Records for this exercise:
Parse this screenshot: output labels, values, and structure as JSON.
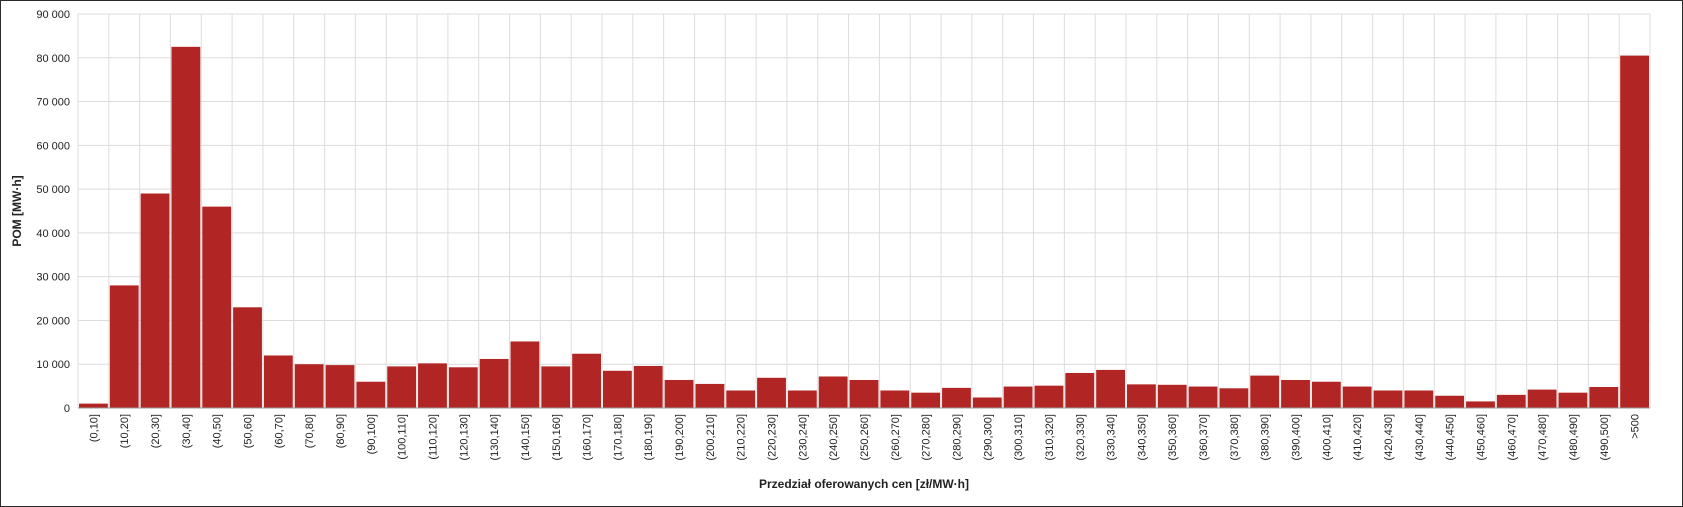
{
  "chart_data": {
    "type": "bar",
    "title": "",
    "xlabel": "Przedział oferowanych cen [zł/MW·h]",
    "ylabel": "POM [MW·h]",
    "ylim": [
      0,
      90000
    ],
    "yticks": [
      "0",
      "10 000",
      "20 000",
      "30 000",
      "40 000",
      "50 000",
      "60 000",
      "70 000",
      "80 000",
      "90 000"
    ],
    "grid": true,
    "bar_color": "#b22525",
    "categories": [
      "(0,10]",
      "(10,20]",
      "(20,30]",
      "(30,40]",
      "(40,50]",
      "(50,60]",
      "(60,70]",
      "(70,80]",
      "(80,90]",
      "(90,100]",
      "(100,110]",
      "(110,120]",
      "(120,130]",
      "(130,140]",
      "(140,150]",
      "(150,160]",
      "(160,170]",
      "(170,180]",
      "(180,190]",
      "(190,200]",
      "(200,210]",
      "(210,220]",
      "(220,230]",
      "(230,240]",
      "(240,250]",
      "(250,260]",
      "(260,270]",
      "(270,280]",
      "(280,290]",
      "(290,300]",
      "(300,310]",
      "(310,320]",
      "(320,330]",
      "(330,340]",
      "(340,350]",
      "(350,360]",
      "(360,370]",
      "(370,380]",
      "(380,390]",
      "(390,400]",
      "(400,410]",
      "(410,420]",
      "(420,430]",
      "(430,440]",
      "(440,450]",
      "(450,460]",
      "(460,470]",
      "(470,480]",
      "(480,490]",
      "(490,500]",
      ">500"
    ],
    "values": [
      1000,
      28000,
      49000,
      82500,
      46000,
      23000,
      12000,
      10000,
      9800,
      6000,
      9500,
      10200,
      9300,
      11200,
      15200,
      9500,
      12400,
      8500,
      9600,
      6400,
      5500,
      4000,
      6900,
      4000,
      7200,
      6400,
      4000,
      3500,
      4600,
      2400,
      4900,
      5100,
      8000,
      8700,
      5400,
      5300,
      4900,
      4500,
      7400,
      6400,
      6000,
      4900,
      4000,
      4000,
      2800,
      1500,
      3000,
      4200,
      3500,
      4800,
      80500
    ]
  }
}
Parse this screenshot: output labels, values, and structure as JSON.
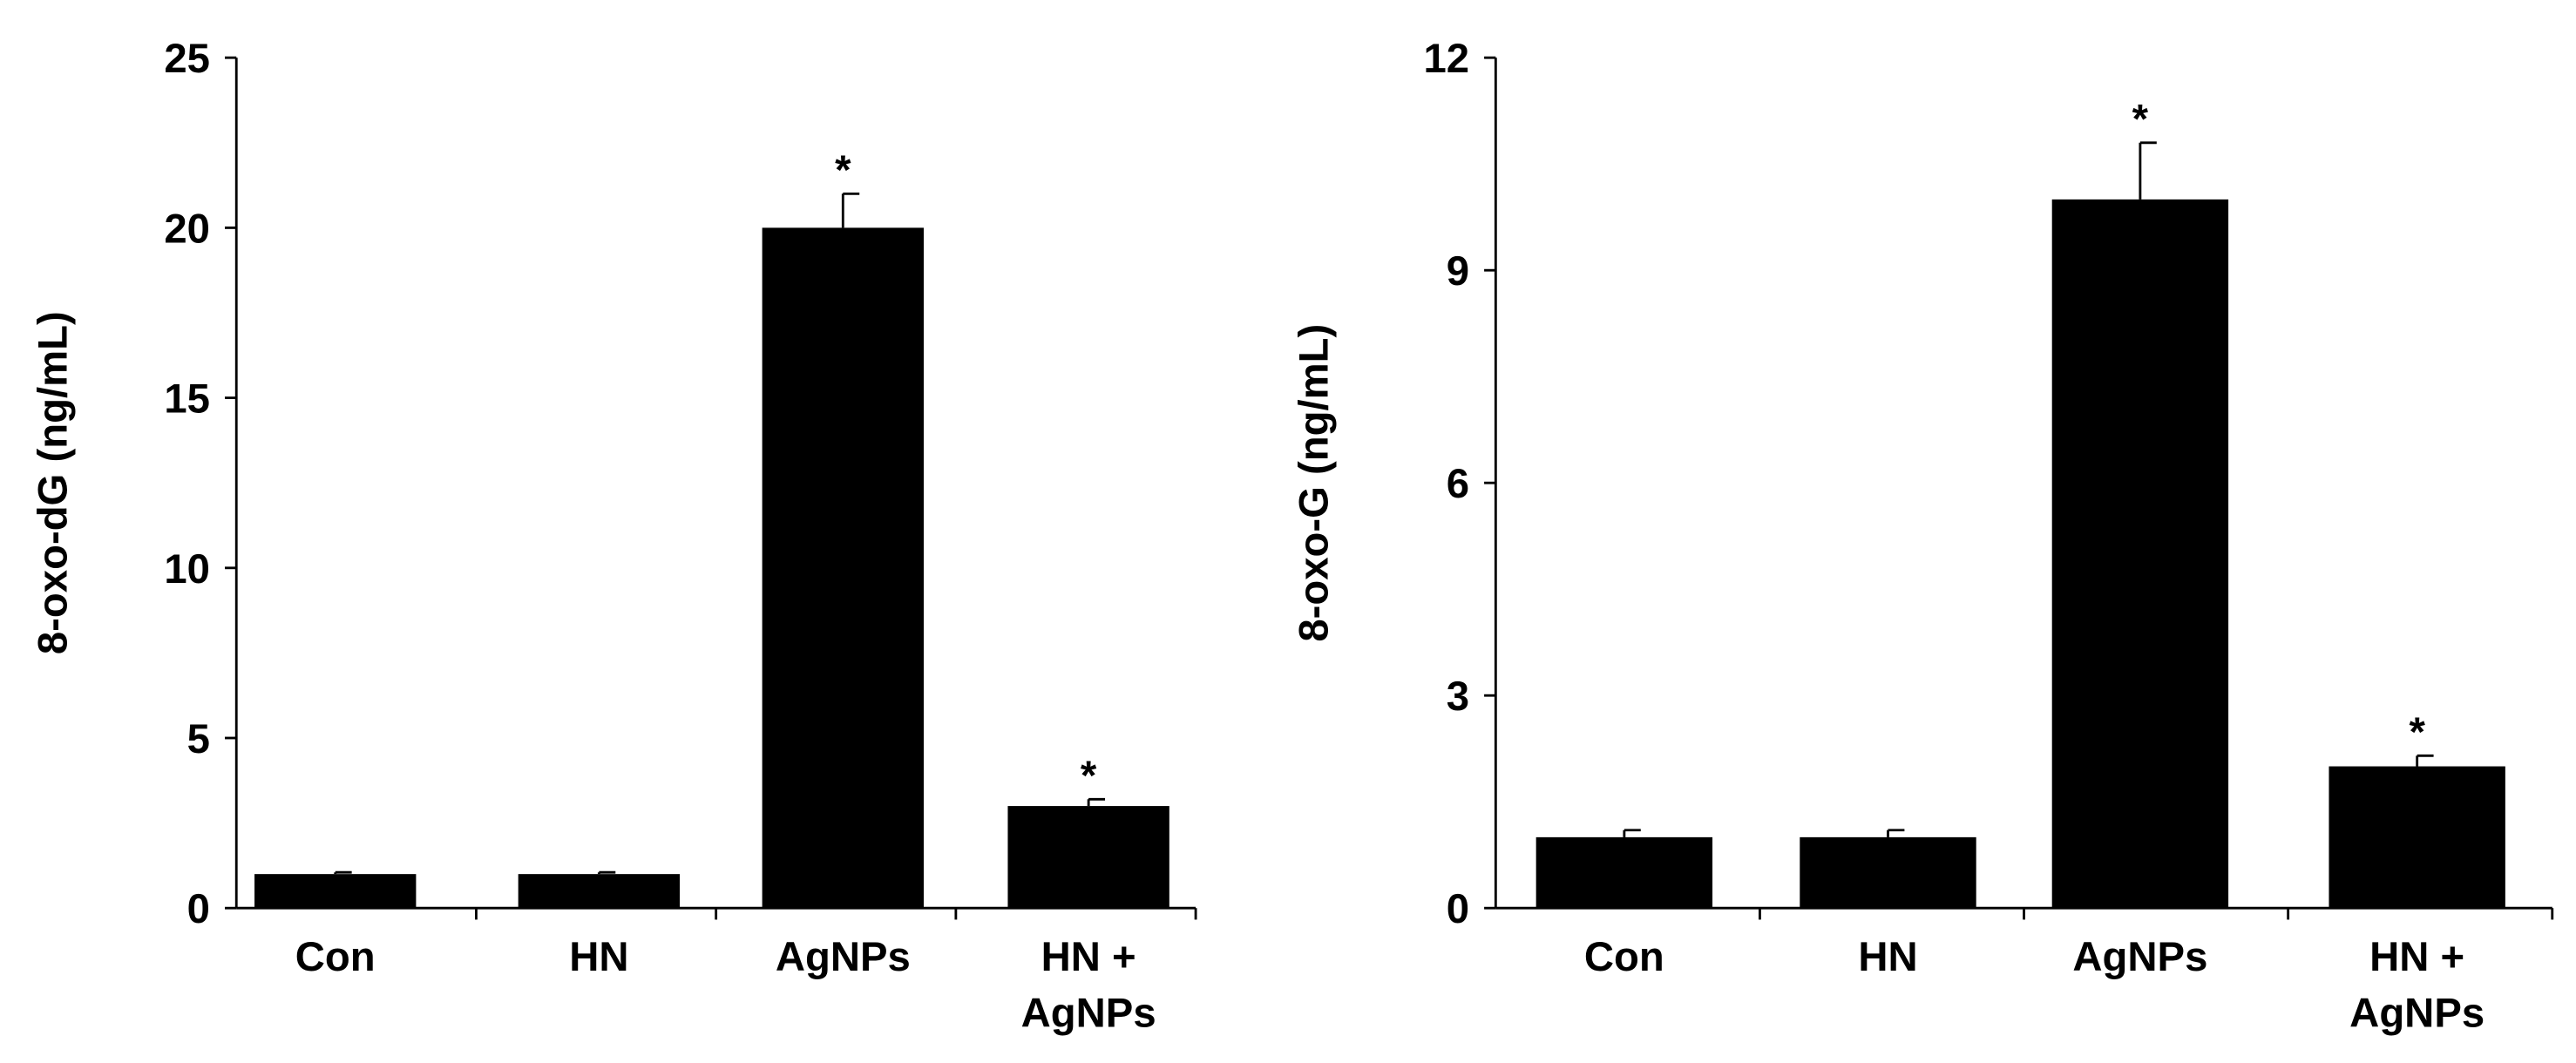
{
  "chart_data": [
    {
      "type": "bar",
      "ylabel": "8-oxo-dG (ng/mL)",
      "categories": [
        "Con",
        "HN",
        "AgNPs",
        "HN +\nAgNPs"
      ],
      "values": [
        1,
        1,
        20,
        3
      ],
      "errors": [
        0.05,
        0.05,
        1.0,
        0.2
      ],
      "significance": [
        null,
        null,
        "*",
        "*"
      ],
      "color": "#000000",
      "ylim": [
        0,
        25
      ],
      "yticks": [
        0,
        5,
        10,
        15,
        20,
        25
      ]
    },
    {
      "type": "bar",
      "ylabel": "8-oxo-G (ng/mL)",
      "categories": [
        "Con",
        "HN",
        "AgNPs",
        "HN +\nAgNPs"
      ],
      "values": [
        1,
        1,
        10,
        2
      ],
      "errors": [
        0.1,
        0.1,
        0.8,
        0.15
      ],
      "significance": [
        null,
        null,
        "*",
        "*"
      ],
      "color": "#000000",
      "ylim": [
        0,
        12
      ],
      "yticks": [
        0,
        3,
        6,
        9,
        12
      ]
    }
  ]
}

Set problem: Take the listing above and print it exactly, apart from the pictures.

Written reply:
Parse this screenshot: output labels, values, and structure as JSON.
{
  "chart_data": {
    "type": "bar",
    "title": "",
    "xlabel": "Przedział oferowanych cen [zł/MW·h]",
    "ylabel": "POM [MW·h]",
    "ylim": [
      0,
      90000
    ],
    "yticks": [
      "0",
      "10 000",
      "20 000",
      "30 000",
      "40 000",
      "50 000",
      "60 000",
      "70 000",
      "80 000",
      "90 000"
    ],
    "grid": true,
    "bar_color": "#b22525",
    "categories": [
      "(0,10]",
      "(10,20]",
      "(20,30]",
      "(30,40]",
      "(40,50]",
      "(50,60]",
      "(60,70]",
      "(70,80]",
      "(80,90]",
      "(90,100]",
      "(100,110]",
      "(110,120]",
      "(120,130]",
      "(130,140]",
      "(140,150]",
      "(150,160]",
      "(160,170]",
      "(170,180]",
      "(180,190]",
      "(190,200]",
      "(200,210]",
      "(210,220]",
      "(220,230]",
      "(230,240]",
      "(240,250]",
      "(250,260]",
      "(260,270]",
      "(270,280]",
      "(280,290]",
      "(290,300]",
      "(300,310]",
      "(310,320]",
      "(320,330]",
      "(330,340]",
      "(340,350]",
      "(350,360]",
      "(360,370]",
      "(370,380]",
      "(380,390]",
      "(390,400]",
      "(400,410]",
      "(410,420]",
      "(420,430]",
      "(430,440]",
      "(440,450]",
      "(450,460]",
      "(460,470]",
      "(470,480]",
      "(480,490]",
      "(490,500]",
      ">500"
    ],
    "values": [
      1000,
      28000,
      49000,
      82500,
      46000,
      23000,
      12000,
      10000,
      9800,
      6000,
      9500,
      10200,
      9300,
      11200,
      15200,
      9500,
      12400,
      8500,
      9600,
      6400,
      5500,
      4000,
      6900,
      4000,
      7200,
      6400,
      4000,
      3500,
      4600,
      2400,
      4900,
      5100,
      8000,
      8700,
      5400,
      5300,
      4900,
      4500,
      7400,
      6400,
      6000,
      4900,
      4000,
      4000,
      2800,
      1500,
      3000,
      4200,
      3500,
      4800,
      80500
    ]
  }
}
Parse this screenshot: output labels, values, and structure as JSON.
{
  "chart_data": [
    {
      "type": "bar",
      "ylabel": "8-oxo-dG (ng/mL)",
      "categories": [
        "Con",
        "HN",
        "AgNPs",
        "HN +\nAgNPs"
      ],
      "values": [
        1,
        1,
        20,
        3
      ],
      "errors": [
        0.05,
        0.05,
        1.0,
        0.2
      ],
      "significance": [
        null,
        null,
        "*",
        "*"
      ],
      "color": "#000000",
      "ylim": [
        0,
        25
      ],
      "yticks": [
        0,
        5,
        10,
        15,
        20,
        25
      ]
    },
    {
      "type": "bar",
      "ylabel": "8-oxo-G (ng/mL)",
      "categories": [
        "Con",
        "HN",
        "AgNPs",
        "HN +\nAgNPs"
      ],
      "values": [
        1,
        1,
        10,
        2
      ],
      "errors": [
        0.1,
        0.1,
        0.8,
        0.15
      ],
      "significance": [
        null,
        null,
        "*",
        "*"
      ],
      "color": "#000000",
      "ylim": [
        0,
        12
      ],
      "yticks": [
        0,
        3,
        6,
        9,
        12
      ]
    }
  ]
}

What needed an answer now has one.